Dataset records

╭──

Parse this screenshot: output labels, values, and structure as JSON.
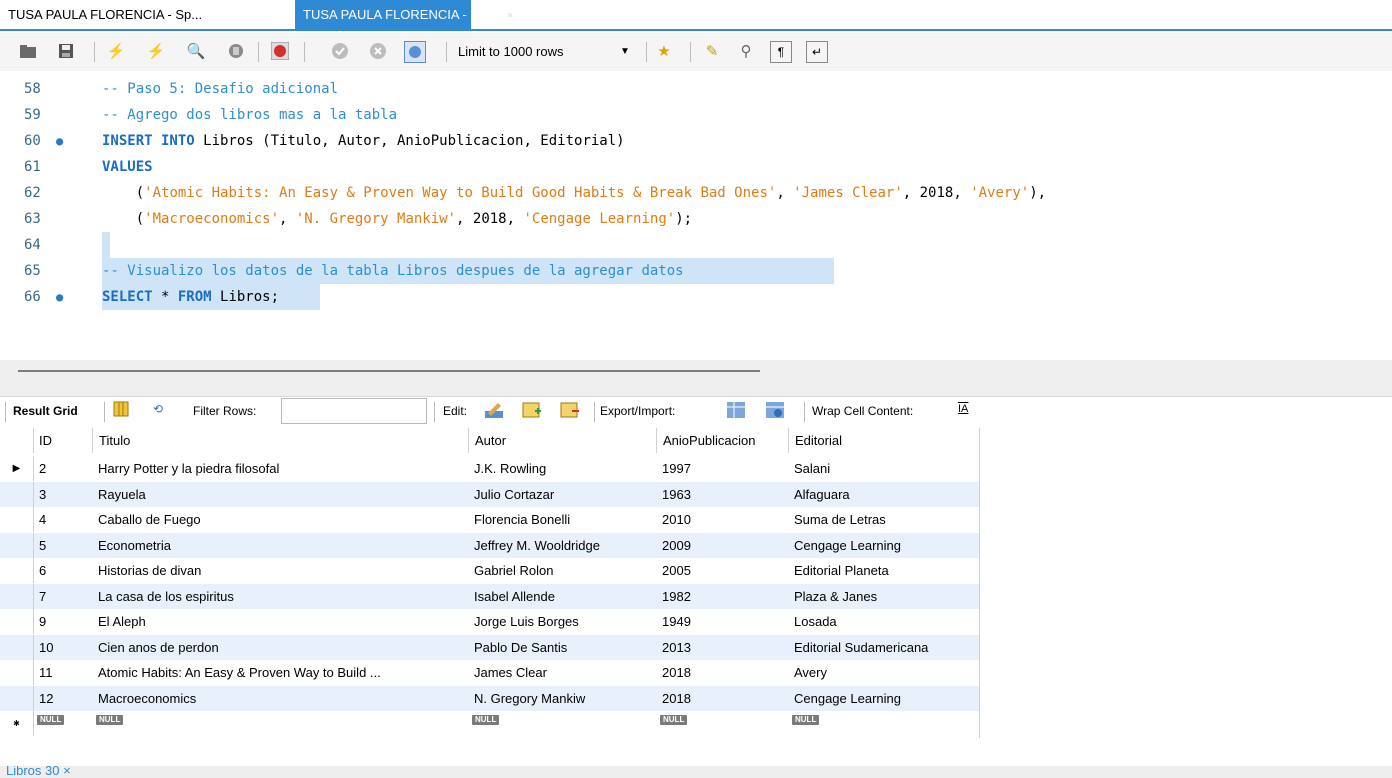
{
  "tabs": [
    {
      "label": "TUSA PAULA FLORENCIA - Sp...",
      "active": false
    },
    {
      "label": "TUSA PAULA FLORENCIA - Sp...",
      "active": true,
      "close": "×"
    }
  ],
  "toolbar": {
    "limit_label": "Limit to 1000 rows",
    "icons": [
      "open-folder-icon",
      "save-icon",
      "execute-icon",
      "execute-current-icon",
      "explain-icon",
      "stop-icon",
      "toggle-error-icon",
      "commit-icon",
      "rollback-icon",
      "autocommit-icon",
      "add-snippet-icon",
      "beautify-icon",
      "find-icon",
      "invisibles-icon",
      "wrap-icon"
    ]
  },
  "editor": {
    "lines": [
      {
        "num": "58",
        "dot": false,
        "html_parts": [
          {
            "cls": "cm",
            "text": "-- Paso 5: Desafio adicional"
          }
        ]
      },
      {
        "num": "59",
        "dot": false,
        "html_parts": [
          {
            "cls": "cm",
            "text": "-- Agrego dos libros mas a la tabla"
          }
        ]
      },
      {
        "num": "60",
        "dot": true,
        "html_parts": [
          {
            "cls": "kw",
            "text": "INSERT INTO"
          },
          {
            "cls": "",
            "text": " Libros (Titulo, Autor, AnioPublicacion, Editorial)"
          }
        ]
      },
      {
        "num": "61",
        "dot": false,
        "html_parts": [
          {
            "cls": "kw",
            "text": "VALUES"
          }
        ]
      },
      {
        "num": "62",
        "dot": false,
        "html_parts": [
          {
            "cls": "",
            "text": "    ("
          },
          {
            "cls": "str",
            "text": "'Atomic Habits: An Easy & Proven Way to Build Good Habits & Break Bad Ones'"
          },
          {
            "cls": "",
            "text": ", "
          },
          {
            "cls": "str",
            "text": "'James Clear'"
          },
          {
            "cls": "",
            "text": ", 2018, "
          },
          {
            "cls": "str",
            "text": "'Avery'"
          },
          {
            "cls": "",
            "text": "),"
          }
        ]
      },
      {
        "num": "63",
        "dot": false,
        "html_parts": [
          {
            "cls": "",
            "text": "    ("
          },
          {
            "cls": "str",
            "text": "'Macroeconomics'"
          },
          {
            "cls": "",
            "text": ", "
          },
          {
            "cls": "str",
            "text": "'N. Gregory Mankiw'"
          },
          {
            "cls": "",
            "text": ", 2018, "
          },
          {
            "cls": "str",
            "text": "'Cengage Learning'"
          },
          {
            "cls": "",
            "text": ");"
          }
        ]
      },
      {
        "num": "64",
        "dot": false,
        "html_parts": [
          {
            "cls": "",
            "text": ""
          }
        ]
      },
      {
        "num": "65",
        "dot": false,
        "html_parts": [
          {
            "cls": "cm",
            "text": "-- Visualizo los datos de la tabla Libros despues de la agregar datos"
          }
        ]
      },
      {
        "num": "66",
        "dot": true,
        "html_parts": [
          {
            "cls": "kw",
            "text": "SELECT"
          },
          {
            "cls": "",
            "text": " * "
          },
          {
            "cls": "kw",
            "text": "FROM"
          },
          {
            "cls": "",
            "text": " Libros;"
          }
        ]
      }
    ]
  },
  "results_toolbar": {
    "result_grid": "Result Grid",
    "filter_rows": "Filter Rows:",
    "edit": "Edit:",
    "export_import": "Export/Import:",
    "wrap": "Wrap Cell Content:"
  },
  "grid": {
    "columns": [
      "ID",
      "Titulo",
      "Autor",
      "AnioPublicacion",
      "Editorial"
    ],
    "rows": [
      [
        "2",
        "Harry Potter y la piedra filosofal",
        "J.K. Rowling",
        "1997",
        "Salani"
      ],
      [
        "3",
        "Rayuela",
        "Julio Cortazar",
        "1963",
        "Alfaguara"
      ],
      [
        "4",
        "Caballo de Fuego",
        "Florencia Bonelli",
        "2010",
        "Suma de Letras"
      ],
      [
        "5",
        "Econometria",
        "Jeffrey M. Wooldridge",
        "2009",
        "Cengage Learning"
      ],
      [
        "6",
        "Historias de divan",
        "Gabriel Rolon",
        "2005",
        "Editorial Planeta"
      ],
      [
        "7",
        "La casa de los espiritus",
        "Isabel Allende",
        "1982",
        "Plaza & Janes"
      ],
      [
        "9",
        "El Aleph",
        "Jorge Luis Borges",
        "1949",
        "Losada"
      ],
      [
        "10",
        "Cien anos de perdon",
        "Pablo De Santis",
        "2013",
        "Editorial Sudamericana"
      ],
      [
        "11",
        "Atomic Habits: An Easy & Proven Way to Build ...",
        "James Clear",
        "2018",
        "Avery"
      ],
      [
        "12",
        "Macroeconomics",
        "N. Gregory Mankiw",
        "2018",
        "Cengage Learning"
      ]
    ],
    "null_label": "NULL"
  },
  "bottom_tab": "Libros 30 ×"
}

╰──

◆ **WRITTEN EXERCISE**: Where a line contains the string "Titulo", extract that line.

◆ **SOLUTION FOR THIS EXERCISE**:
            "text": " Libros (Titulo, Autor, AnioPublicacion, Editorial)"
      "Titulo",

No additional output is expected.